Records that describe figures
'''

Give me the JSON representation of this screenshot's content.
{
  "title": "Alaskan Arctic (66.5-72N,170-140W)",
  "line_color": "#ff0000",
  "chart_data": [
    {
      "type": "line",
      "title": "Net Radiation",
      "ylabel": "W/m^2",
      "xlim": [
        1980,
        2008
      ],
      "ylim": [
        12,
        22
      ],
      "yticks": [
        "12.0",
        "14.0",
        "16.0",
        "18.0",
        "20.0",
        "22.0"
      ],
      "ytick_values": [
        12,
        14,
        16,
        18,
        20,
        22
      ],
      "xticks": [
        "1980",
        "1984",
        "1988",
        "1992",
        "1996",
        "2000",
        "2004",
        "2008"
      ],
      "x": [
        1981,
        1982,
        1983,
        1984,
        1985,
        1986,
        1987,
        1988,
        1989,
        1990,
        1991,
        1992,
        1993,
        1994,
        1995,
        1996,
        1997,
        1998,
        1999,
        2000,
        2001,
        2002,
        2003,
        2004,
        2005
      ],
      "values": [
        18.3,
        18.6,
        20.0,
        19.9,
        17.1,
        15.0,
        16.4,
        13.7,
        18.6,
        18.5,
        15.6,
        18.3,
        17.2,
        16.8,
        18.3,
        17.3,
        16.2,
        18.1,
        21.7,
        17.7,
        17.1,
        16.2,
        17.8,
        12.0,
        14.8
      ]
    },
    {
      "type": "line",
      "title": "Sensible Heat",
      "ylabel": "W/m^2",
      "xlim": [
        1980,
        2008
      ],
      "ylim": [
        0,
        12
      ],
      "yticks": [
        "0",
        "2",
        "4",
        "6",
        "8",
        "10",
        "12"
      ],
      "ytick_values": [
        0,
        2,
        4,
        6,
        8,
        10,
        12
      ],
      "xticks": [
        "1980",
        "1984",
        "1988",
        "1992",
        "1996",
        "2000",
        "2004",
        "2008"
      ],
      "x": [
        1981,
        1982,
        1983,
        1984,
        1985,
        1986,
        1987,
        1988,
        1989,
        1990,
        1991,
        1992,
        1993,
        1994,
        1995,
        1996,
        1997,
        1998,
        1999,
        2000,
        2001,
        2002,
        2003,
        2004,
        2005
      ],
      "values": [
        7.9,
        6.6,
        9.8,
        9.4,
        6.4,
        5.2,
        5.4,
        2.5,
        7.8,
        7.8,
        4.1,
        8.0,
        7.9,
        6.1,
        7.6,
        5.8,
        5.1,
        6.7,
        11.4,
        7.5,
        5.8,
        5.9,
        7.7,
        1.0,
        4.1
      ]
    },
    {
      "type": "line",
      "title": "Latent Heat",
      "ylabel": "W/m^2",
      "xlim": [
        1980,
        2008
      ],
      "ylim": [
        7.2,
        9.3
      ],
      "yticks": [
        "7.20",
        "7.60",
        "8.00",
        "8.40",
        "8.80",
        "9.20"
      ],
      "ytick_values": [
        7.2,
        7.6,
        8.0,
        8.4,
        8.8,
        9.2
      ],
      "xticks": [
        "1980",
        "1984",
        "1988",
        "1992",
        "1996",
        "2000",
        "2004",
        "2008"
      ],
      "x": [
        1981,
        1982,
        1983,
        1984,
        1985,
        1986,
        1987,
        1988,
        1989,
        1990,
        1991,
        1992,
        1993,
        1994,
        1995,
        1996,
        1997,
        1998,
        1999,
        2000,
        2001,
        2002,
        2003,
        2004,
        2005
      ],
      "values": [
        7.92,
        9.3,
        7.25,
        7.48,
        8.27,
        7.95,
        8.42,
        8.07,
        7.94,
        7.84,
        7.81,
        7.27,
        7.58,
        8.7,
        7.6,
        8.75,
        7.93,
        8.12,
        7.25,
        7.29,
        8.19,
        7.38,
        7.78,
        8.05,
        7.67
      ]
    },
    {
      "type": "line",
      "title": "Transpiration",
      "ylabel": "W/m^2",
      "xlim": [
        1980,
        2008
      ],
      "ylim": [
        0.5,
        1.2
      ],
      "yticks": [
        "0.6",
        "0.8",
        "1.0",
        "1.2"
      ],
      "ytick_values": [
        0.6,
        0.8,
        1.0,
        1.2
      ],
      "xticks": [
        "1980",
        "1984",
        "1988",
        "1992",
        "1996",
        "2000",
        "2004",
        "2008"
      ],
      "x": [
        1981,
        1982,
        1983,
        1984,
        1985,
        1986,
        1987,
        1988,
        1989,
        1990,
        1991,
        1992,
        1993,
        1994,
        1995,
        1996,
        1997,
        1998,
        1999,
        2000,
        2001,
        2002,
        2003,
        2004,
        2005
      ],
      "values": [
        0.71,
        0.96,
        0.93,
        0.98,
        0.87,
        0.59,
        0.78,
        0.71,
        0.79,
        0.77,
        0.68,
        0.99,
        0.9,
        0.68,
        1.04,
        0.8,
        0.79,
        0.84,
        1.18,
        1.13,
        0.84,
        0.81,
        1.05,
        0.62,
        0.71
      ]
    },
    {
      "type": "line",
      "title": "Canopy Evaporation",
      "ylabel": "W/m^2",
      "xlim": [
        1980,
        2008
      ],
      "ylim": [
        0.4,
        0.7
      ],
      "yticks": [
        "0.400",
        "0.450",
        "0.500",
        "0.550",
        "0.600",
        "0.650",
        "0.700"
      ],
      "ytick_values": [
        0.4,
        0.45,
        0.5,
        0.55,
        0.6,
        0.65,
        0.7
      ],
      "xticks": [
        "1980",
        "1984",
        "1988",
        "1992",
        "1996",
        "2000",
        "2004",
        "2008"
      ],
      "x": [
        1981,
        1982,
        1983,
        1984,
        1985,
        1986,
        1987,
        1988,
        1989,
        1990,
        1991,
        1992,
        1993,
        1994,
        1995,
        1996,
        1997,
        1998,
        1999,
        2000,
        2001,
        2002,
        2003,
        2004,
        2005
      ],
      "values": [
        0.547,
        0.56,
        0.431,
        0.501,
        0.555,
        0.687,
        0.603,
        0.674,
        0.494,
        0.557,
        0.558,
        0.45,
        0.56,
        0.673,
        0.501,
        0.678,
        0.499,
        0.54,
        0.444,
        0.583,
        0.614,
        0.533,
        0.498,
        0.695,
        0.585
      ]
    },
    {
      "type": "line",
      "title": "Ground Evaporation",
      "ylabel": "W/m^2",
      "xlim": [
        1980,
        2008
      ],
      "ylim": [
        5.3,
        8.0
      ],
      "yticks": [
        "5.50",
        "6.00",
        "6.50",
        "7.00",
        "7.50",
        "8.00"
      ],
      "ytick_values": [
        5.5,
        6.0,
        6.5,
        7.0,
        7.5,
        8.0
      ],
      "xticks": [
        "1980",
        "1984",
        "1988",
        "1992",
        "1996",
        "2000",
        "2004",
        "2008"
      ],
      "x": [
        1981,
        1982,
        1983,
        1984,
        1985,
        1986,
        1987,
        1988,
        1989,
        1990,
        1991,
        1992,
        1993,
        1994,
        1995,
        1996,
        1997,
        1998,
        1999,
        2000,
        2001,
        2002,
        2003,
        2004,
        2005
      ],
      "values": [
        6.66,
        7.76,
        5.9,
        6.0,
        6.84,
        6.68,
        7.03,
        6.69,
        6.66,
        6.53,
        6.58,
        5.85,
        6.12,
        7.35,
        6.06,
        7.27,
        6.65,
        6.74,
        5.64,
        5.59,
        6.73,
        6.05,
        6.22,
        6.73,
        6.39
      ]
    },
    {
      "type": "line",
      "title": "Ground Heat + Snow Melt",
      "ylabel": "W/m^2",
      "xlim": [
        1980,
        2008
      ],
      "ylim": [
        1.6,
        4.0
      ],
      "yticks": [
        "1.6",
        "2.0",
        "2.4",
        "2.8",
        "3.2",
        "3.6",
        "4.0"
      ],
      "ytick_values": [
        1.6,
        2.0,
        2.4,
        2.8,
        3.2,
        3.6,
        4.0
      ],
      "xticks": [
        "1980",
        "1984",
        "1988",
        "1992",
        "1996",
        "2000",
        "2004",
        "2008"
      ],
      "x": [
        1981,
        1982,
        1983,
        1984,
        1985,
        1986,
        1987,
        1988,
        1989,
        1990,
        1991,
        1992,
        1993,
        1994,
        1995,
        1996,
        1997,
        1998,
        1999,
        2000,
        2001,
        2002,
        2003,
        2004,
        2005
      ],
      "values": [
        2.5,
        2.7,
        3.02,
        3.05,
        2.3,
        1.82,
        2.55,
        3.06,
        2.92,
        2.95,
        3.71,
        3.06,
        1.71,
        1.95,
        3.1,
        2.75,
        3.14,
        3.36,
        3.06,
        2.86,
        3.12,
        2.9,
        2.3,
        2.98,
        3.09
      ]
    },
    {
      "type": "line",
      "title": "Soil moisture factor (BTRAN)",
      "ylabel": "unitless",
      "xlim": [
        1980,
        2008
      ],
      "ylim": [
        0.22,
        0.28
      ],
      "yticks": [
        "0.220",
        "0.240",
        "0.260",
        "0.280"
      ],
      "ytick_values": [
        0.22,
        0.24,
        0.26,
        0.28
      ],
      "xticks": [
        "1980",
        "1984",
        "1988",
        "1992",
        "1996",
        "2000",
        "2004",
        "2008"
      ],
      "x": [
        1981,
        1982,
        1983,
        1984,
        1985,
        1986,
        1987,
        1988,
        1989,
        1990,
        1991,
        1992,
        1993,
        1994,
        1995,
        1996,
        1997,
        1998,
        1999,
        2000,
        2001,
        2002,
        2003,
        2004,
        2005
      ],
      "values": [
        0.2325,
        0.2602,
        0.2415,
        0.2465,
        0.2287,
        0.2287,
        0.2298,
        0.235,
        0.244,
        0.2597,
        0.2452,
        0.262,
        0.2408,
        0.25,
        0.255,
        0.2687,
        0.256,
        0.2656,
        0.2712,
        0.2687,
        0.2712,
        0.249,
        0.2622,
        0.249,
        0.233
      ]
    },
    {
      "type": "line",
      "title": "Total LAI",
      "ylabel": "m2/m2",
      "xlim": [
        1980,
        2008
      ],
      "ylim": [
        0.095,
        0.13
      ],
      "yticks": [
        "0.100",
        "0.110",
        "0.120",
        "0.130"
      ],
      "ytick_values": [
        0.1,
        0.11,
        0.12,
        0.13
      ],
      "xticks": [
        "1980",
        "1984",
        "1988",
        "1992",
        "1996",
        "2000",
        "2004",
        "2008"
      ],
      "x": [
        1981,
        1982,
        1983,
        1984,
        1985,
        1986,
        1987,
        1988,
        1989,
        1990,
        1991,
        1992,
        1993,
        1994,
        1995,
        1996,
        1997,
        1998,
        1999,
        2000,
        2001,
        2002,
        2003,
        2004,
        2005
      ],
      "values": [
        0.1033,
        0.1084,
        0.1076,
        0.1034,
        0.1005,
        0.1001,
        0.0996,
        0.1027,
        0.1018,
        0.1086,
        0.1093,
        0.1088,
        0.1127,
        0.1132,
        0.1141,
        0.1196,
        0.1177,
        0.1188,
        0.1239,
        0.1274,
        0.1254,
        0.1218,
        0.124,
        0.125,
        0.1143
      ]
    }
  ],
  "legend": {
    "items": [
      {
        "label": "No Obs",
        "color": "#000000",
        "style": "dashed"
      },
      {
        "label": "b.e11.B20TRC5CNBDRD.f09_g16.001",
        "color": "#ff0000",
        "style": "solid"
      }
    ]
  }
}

'''

DIRECTIONS FOR THIS TASK:
Copy each line in the data that holds the word "Evaporation".

TASK OUTPUT:
      "title": "Canopy Evaporation",
      "title": "Ground Evaporation",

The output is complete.